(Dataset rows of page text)
● ● ● ● ●

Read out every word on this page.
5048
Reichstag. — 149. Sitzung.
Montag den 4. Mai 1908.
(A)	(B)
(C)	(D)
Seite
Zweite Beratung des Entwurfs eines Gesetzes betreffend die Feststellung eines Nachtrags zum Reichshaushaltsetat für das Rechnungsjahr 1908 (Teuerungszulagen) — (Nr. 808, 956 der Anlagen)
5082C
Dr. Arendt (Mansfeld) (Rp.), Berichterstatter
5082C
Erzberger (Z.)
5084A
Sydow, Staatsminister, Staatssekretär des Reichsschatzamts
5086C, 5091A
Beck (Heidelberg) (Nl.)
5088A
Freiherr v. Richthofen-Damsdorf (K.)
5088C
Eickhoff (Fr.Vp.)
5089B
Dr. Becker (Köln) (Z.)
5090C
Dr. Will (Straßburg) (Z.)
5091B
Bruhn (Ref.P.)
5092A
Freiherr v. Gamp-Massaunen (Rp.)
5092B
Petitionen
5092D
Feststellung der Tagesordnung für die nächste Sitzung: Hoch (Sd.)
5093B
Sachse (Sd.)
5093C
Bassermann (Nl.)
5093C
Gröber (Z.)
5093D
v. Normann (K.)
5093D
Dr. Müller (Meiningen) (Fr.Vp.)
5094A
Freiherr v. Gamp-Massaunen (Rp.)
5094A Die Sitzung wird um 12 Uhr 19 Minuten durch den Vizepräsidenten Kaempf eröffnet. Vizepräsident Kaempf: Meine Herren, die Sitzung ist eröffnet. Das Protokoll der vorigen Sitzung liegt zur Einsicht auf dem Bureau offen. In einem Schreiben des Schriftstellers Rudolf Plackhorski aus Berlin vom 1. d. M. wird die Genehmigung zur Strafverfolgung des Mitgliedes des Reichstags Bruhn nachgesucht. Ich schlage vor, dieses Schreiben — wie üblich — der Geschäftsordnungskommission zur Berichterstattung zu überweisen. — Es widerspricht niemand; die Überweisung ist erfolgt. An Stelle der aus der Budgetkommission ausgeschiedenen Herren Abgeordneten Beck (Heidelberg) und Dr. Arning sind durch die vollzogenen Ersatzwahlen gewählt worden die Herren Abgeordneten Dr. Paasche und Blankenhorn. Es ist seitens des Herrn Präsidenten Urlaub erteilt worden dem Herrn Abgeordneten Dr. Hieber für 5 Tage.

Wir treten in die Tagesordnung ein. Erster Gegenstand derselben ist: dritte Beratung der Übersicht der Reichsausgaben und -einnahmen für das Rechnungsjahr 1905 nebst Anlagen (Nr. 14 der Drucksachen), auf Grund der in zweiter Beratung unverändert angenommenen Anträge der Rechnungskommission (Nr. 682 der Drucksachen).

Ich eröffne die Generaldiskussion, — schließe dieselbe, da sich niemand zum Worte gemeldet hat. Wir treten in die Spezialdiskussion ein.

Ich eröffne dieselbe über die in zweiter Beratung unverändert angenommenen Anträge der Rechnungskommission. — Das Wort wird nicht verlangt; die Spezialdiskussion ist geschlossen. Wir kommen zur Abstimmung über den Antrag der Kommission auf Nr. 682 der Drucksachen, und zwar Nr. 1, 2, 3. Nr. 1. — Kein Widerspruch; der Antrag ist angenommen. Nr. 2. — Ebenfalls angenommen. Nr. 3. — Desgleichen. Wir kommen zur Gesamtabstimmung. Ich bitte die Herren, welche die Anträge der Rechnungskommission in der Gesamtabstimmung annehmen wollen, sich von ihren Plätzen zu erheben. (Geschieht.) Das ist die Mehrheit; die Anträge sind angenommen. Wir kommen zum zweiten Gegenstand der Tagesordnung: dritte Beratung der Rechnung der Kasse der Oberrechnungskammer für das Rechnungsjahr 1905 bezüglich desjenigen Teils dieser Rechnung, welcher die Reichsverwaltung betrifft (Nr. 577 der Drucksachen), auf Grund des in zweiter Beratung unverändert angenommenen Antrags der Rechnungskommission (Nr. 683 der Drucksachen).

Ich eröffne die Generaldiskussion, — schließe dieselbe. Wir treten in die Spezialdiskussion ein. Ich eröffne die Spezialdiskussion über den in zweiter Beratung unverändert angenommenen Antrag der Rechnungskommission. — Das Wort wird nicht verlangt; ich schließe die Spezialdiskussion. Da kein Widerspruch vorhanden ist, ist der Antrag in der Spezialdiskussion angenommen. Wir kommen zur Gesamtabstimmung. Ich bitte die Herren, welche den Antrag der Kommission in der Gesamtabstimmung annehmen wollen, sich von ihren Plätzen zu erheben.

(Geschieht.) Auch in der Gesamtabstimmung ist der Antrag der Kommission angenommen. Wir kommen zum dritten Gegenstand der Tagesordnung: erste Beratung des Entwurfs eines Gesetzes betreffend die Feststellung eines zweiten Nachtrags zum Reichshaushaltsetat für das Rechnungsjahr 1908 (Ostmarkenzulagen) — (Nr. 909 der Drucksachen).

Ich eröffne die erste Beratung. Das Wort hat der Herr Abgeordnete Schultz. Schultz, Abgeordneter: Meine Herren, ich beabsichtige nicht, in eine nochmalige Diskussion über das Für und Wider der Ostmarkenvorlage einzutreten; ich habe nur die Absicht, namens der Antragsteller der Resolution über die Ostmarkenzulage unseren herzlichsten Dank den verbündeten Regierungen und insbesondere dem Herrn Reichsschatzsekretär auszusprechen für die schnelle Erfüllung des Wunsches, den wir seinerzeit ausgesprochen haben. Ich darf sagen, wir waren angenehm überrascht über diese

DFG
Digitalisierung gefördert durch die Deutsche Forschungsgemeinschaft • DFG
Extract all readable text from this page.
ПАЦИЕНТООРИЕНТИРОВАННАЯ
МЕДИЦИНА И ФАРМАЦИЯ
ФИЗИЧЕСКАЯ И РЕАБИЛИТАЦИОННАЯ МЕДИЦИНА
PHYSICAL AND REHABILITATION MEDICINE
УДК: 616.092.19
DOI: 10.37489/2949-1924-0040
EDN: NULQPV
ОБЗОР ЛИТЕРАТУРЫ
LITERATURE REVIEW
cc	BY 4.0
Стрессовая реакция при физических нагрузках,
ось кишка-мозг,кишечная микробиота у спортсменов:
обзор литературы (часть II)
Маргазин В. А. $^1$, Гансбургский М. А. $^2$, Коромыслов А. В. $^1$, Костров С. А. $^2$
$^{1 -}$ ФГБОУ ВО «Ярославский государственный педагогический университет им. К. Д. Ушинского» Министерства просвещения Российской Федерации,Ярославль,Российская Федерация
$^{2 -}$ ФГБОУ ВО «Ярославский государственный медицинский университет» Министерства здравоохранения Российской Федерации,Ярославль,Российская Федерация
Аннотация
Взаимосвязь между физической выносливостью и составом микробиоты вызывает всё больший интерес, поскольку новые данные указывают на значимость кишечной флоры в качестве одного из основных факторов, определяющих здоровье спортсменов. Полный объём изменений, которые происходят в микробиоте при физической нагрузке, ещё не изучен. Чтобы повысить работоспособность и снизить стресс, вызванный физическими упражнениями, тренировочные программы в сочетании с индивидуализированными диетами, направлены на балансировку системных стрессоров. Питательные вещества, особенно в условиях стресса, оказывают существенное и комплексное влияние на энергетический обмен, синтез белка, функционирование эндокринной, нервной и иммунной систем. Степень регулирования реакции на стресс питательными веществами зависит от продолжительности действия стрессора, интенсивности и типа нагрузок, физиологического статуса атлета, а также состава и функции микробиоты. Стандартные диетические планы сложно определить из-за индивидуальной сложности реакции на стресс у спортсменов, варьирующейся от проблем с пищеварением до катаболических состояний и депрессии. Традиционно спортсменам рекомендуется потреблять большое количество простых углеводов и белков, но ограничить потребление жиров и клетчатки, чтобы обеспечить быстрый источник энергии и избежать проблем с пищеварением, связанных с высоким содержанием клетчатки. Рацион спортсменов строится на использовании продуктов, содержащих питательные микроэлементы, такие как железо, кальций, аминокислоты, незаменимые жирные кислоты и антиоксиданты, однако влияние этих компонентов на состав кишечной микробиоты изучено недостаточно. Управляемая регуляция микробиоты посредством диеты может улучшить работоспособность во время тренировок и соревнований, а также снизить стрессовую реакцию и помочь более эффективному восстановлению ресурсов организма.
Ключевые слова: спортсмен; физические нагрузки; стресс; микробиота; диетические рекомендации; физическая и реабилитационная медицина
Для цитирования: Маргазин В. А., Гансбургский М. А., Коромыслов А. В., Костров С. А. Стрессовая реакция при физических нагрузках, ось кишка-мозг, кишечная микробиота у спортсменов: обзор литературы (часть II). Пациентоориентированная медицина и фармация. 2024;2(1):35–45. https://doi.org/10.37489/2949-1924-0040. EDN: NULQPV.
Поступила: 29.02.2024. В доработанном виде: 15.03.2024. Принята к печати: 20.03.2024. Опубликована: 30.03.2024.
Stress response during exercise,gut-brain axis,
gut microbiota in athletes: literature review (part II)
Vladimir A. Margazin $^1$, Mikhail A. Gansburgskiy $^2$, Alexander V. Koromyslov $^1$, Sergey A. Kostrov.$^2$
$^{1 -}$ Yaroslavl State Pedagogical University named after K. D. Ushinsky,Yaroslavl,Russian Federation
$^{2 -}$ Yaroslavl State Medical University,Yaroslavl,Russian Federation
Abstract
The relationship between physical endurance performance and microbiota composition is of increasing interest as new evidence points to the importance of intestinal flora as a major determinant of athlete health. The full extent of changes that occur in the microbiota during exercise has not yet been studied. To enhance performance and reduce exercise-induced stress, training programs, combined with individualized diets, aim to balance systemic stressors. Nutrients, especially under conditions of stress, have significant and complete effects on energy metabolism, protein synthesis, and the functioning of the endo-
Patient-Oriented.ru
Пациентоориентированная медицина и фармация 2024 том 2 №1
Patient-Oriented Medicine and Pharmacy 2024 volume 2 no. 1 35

● ● ● ● ●

**Instructions for the task:** Where a line of the data above includes "часть", copy that line.

**Problem solution:**
обзор литературы (часть II)
Для цитирования: Маргазин В. А., Гансбургский М. А., Коромыслов А. В., Костров С. А. Стрессовая реакция при физических нагрузках, ось кишка-мозг, кишечная микробиота у спортсменов: обзор литературы (часть II). Пациентоориентированная медицина и фармация. 2024;2(1):35–45. https://doi.org/10.37489/2949-1924-0040. EDN: NULQPV.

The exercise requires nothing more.